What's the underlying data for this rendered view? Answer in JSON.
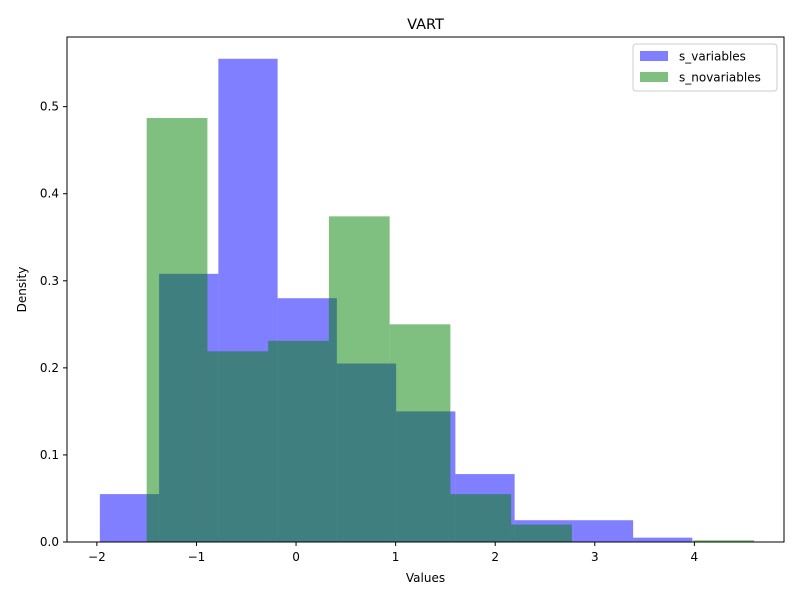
{
  "chart_data": {
    "type": "histogram",
    "title": "VART",
    "xlabel": "Values",
    "ylabel": "Density",
    "xlim": [
      -2.3,
      4.9
    ],
    "ylim": [
      0,
      0.58
    ],
    "xticks": [
      -2,
      -1,
      0,
      1,
      2,
      3,
      4
    ],
    "xtick_labels": [
      "−2",
      "−1",
      "0",
      "1",
      "2",
      "3",
      "4"
    ],
    "yticks": [
      0.0,
      0.1,
      0.2,
      0.3,
      0.4,
      0.5
    ],
    "ytick_labels": [
      "0.0",
      "0.1",
      "0.2",
      "0.3",
      "0.4",
      "0.5"
    ],
    "grid": false,
    "legend_position": "top-right",
    "series": [
      {
        "name": "s_variables",
        "color": "#0000ff",
        "alpha": 0.5,
        "bin_edges": [
          -1.97,
          -1.375,
          -0.78,
          -0.185,
          0.41,
          1.005,
          1.6,
          2.195,
          2.79,
          3.385,
          3.98
        ],
        "values": [
          0.055,
          0.308,
          0.555,
          0.28,
          0.205,
          0.15,
          0.078,
          0.025,
          0.025,
          0.005
        ]
      },
      {
        "name": "s_novariables",
        "color": "#008000",
        "alpha": 0.5,
        "bin_edges": [
          -1.5,
          -0.89,
          -0.28,
          0.33,
          0.94,
          1.55,
          2.16,
          2.77,
          3.38,
          3.99,
          4.6
        ],
        "values": [
          0.487,
          0.219,
          0.231,
          0.374,
          0.25,
          0.055,
          0.02,
          0.0,
          0.0,
          0.002
        ]
      }
    ]
  }
}
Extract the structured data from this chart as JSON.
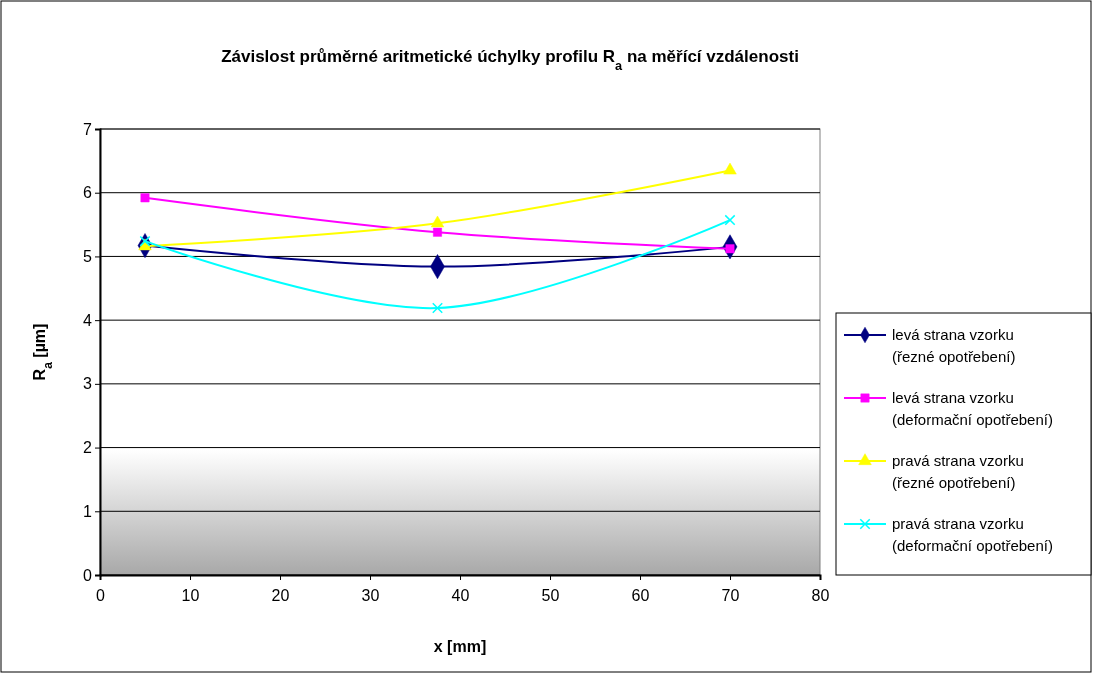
{
  "chart_data": {
    "type": "line",
    "title": "Závislost průměrné aritmetické úchylky profilu R$_{a}$ na měřící vzdálenosti",
    "xlabel": "x [mm]",
    "ylabel": "R$_{a}$ [µm]",
    "x": [
      5,
      37.5,
      70
    ],
    "xlim": [
      0,
      80
    ],
    "xticks": [
      0,
      10,
      20,
      30,
      40,
      50,
      60,
      70,
      80
    ],
    "ylim": [
      0,
      7
    ],
    "yticks": [
      0,
      1,
      2,
      3,
      4,
      5,
      6,
      7
    ],
    "grid": "y",
    "legend": "right",
    "series": [
      {
        "name": "levá strana vzorku (řezné opotřebení)",
        "color": "#000080",
        "marker": "diamond",
        "values": [
          5.17,
          4.84,
          5.15
        ]
      },
      {
        "name": "levá strana vzorku (deformační opotřebení)",
        "color": "#ff00ff",
        "marker": "square",
        "values": [
          5.92,
          5.38,
          5.12
        ]
      },
      {
        "name": "pravá strana vzorku (řezné opotřebení)",
        "color": "#ffff00",
        "marker": "triangle",
        "values": [
          5.16,
          5.52,
          6.35
        ]
      },
      {
        "name": "pravá strana vzorku (deformační opotřebení)",
        "color": "#00ffff",
        "marker": "cross",
        "values": [
          5.24,
          4.19,
          5.57
        ]
      }
    ]
  }
}
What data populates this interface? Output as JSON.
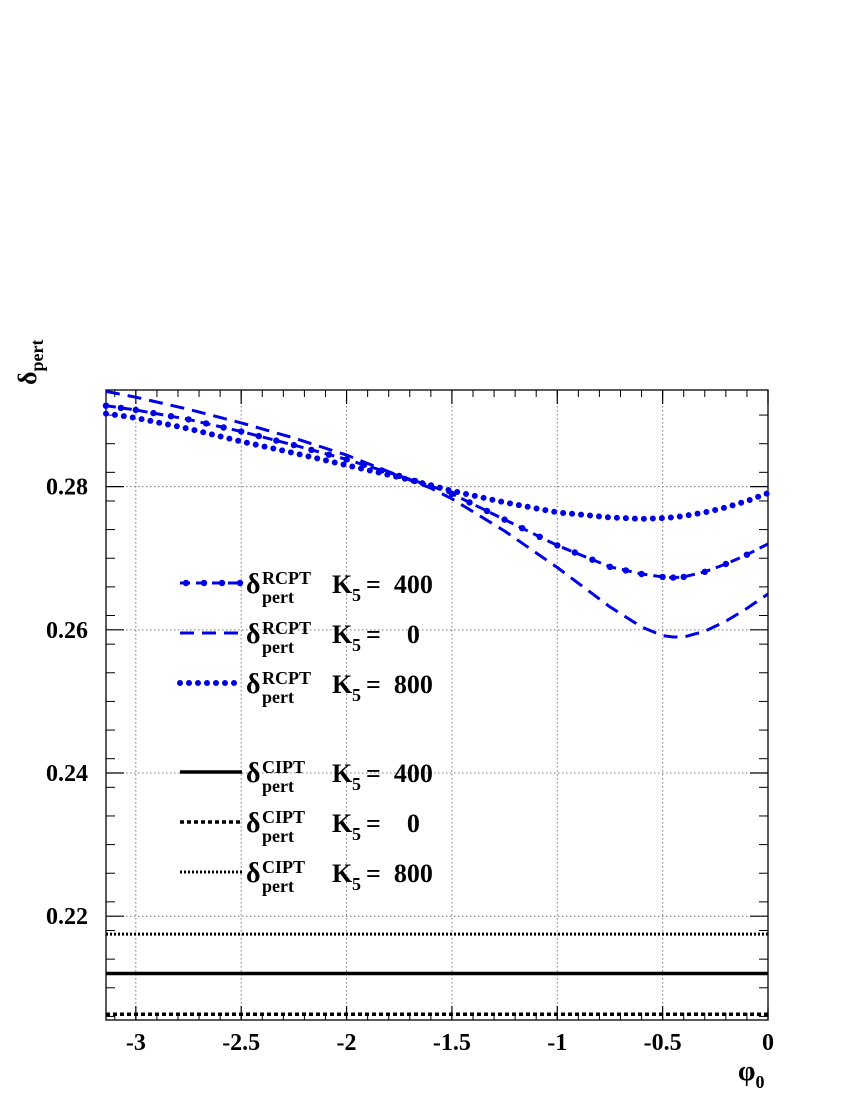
{
  "chart_data": {
    "type": "line",
    "xlabel": {
      "base": "φ",
      "sub": "0"
    },
    "ylabel": {
      "base": "δ",
      "sub": "pert"
    },
    "xlim": [
      -3.14159,
      0
    ],
    "ylim": [
      0.2055,
      0.2935
    ],
    "grid": true,
    "legend_position": "left",
    "x_ticks": [
      -3,
      -2.5,
      -2,
      -1.5,
      -1,
      -0.5,
      0
    ],
    "x_tick_labels": [
      "-3",
      "-2.5",
      "-2",
      "-1.5",
      "-1",
      "-0.5",
      "0"
    ],
    "y_ticks": [
      0.22,
      0.24,
      0.26,
      0.28
    ],
    "y_tick_labels": [
      "0.22",
      "0.24",
      "0.26",
      "0.28"
    ],
    "series": [
      {
        "key": "rcpt_400",
        "legend": {
          "delta": "δ",
          "sub": "pert",
          "sup": "RCPT",
          "k_base": "K",
          "k_sub": "5",
          "k_value": "=  400"
        },
        "color": "#0000e6",
        "style": "dash-dot-marker",
        "x": [
          -3.1416,
          -3.0,
          -2.75,
          -2.5,
          -2.25,
          -2.0,
          -1.75,
          -1.6,
          -1.5,
          -1.25,
          -1.0,
          -0.75,
          -0.6,
          -0.5,
          -0.45,
          -0.4,
          -0.3,
          -0.2,
          -0.1,
          0.0
        ],
        "values": [
          0.2913,
          0.2907,
          0.2894,
          0.2877,
          0.2858,
          0.2838,
          0.2815,
          0.2801,
          0.279,
          0.2754,
          0.2718,
          0.2688,
          0.2678,
          0.2674,
          0.2673,
          0.2674,
          0.2681,
          0.2692,
          0.2705,
          0.272
        ]
      },
      {
        "key": "rcpt_0",
        "legend": {
          "delta": "δ",
          "sub": "pert",
          "sup": "RCPT",
          "k_base": "K",
          "k_sub": "5",
          "k_value": "=    0"
        },
        "color": "#0000e6",
        "style": "dashed",
        "x": [
          -3.1416,
          -3.0,
          -2.75,
          -2.5,
          -2.25,
          -2.0,
          -1.75,
          -1.6,
          -1.5,
          -1.25,
          -1.0,
          -0.75,
          -0.6,
          -0.5,
          -0.45,
          -0.4,
          -0.3,
          -0.2,
          -0.1,
          0.0
        ],
        "values": [
          0.2933,
          0.2925,
          0.2908,
          0.2889,
          0.2868,
          0.2844,
          0.2815,
          0.2798,
          0.2783,
          0.2738,
          0.2687,
          0.2632,
          0.2604,
          0.2592,
          0.259,
          0.259,
          0.2598,
          0.2612,
          0.263,
          0.265
        ]
      },
      {
        "key": "rcpt_800",
        "legend": {
          "delta": "δ",
          "sub": "pert",
          "sup": "RCPT",
          "k_base": "K",
          "k_sub": "5",
          "k_value": "=  800"
        },
        "color": "#0000e6",
        "style": "dotted-marker",
        "x": [
          -3.1416,
          -3.0,
          -2.75,
          -2.5,
          -2.25,
          -2.0,
          -1.75,
          -1.6,
          -1.5,
          -1.25,
          -1.0,
          -0.75,
          -0.6,
          -0.5,
          -0.45,
          -0.4,
          -0.3,
          -0.2,
          -0.1,
          0.0
        ],
        "values": [
          0.2902,
          0.2896,
          0.2881,
          0.2863,
          0.2847,
          0.283,
          0.2813,
          0.2802,
          0.2794,
          0.2778,
          0.2764,
          0.2757,
          0.2755,
          0.2756,
          0.2757,
          0.2759,
          0.2764,
          0.2771,
          0.278,
          0.2791
        ]
      },
      {
        "key": "cipt_400",
        "legend": {
          "delta": "δ",
          "sub": "pert",
          "sup": "CIPT",
          "k_base": "K",
          "k_sub": "5",
          "k_value": "=  400"
        },
        "color": "#000000",
        "style": "solid",
        "x": [
          -3.1416,
          0.0
        ],
        "values": [
          0.212,
          0.212
        ]
      },
      {
        "key": "cipt_0",
        "legend": {
          "delta": "δ",
          "sub": "pert",
          "sup": "CIPT",
          "k_base": "K",
          "k_sub": "5",
          "k_value": "=    0"
        },
        "color": "#000000",
        "style": "dense-dashed",
        "x": [
          -3.1416,
          0.0
        ],
        "values": [
          0.2063,
          0.2063
        ]
      },
      {
        "key": "cipt_800",
        "legend": {
          "delta": "δ",
          "sub": "pert",
          "sup": "CIPT",
          "k_base": "K",
          "k_sub": "5",
          "k_value": "=  800"
        },
        "color": "#000000",
        "style": "fine-dotted",
        "x": [
          -3.1416,
          0.0
        ],
        "values": [
          0.2175,
          0.2175
        ]
      }
    ]
  }
}
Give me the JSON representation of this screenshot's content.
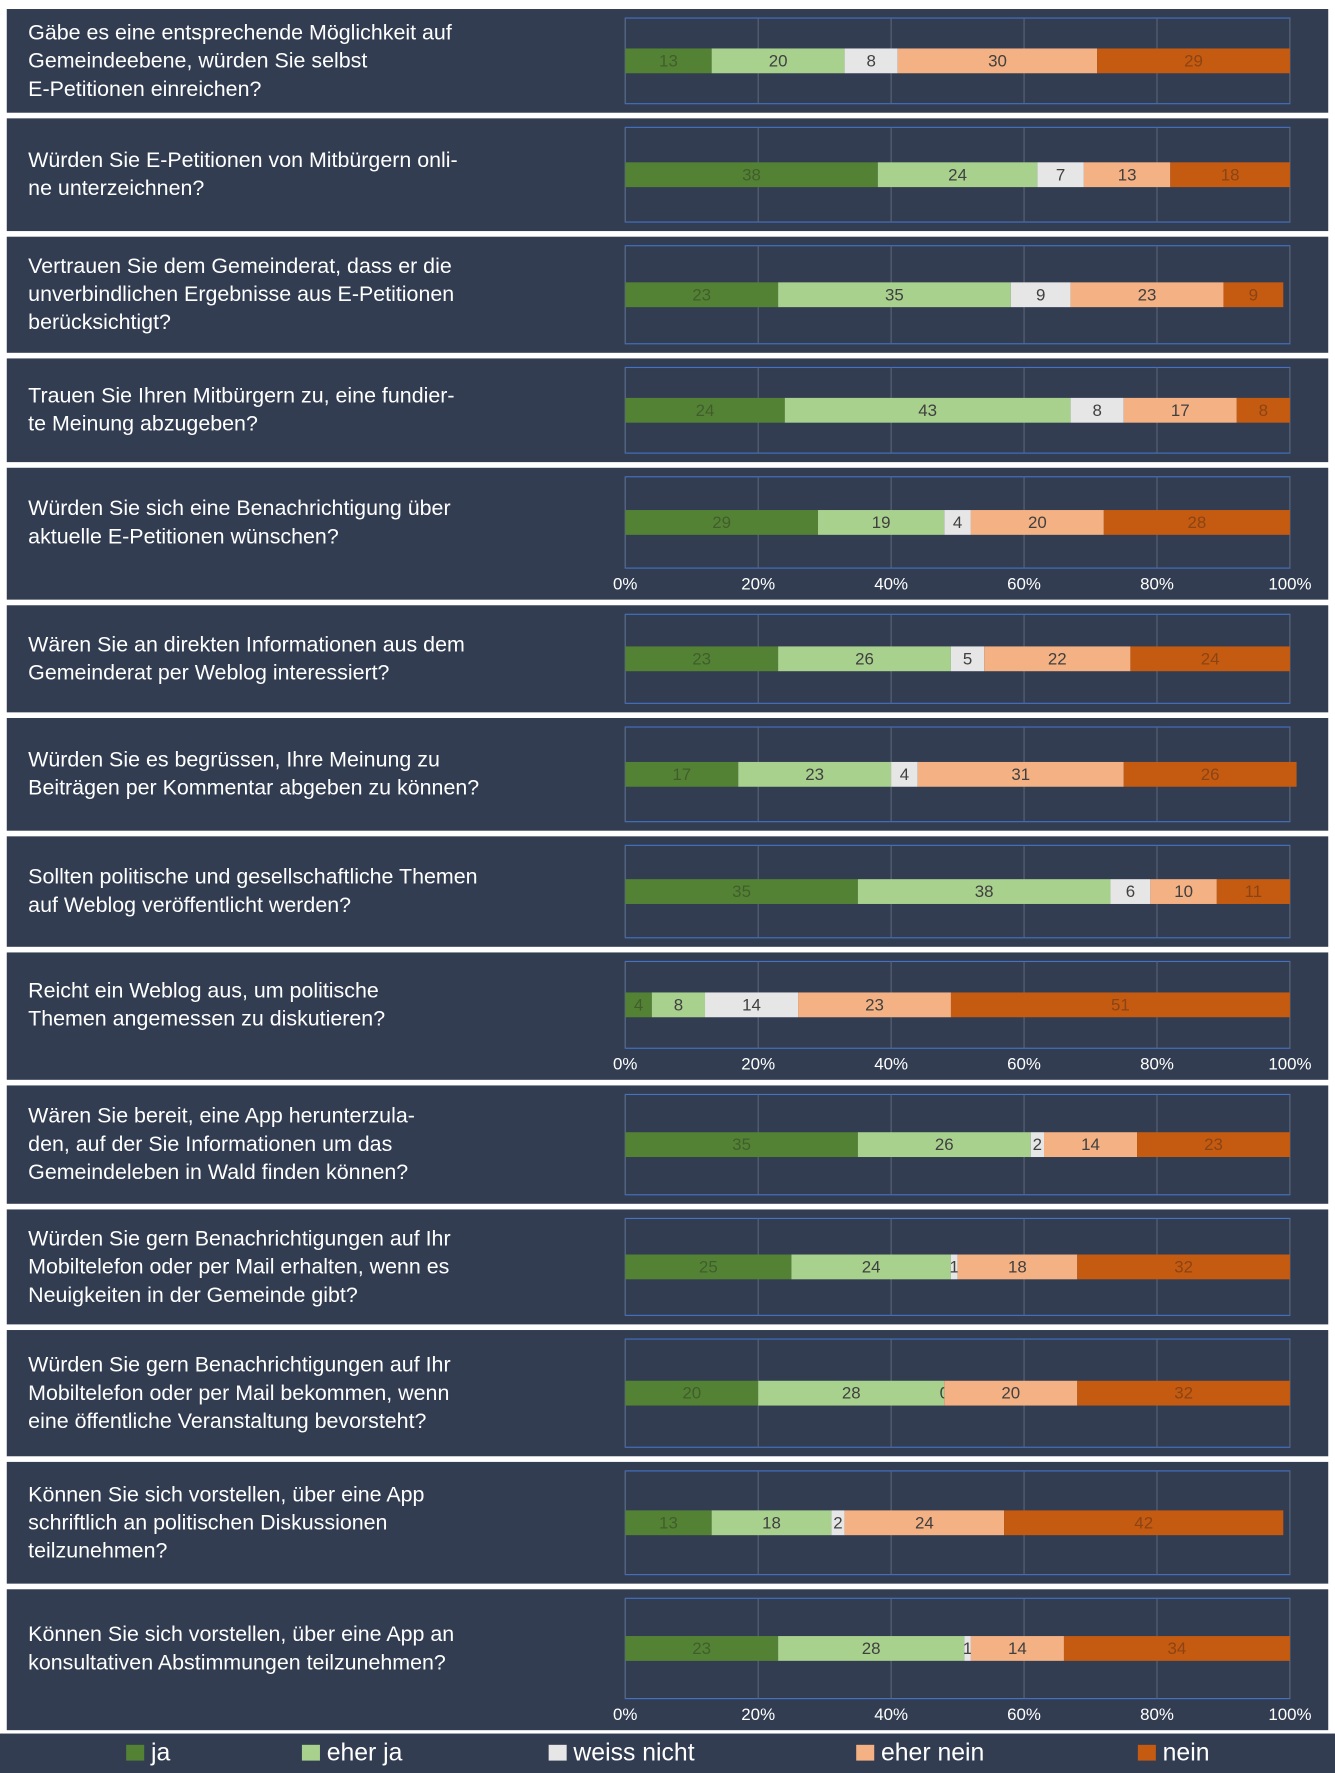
○ ○ ○ ○ ○
> _To be done_
Using the data above, copy each line that contains "What".

> _Solution for this problem_
What's the underlying data for this rendered view? Answer in JSON.
What data populates this interface? Output as JSON.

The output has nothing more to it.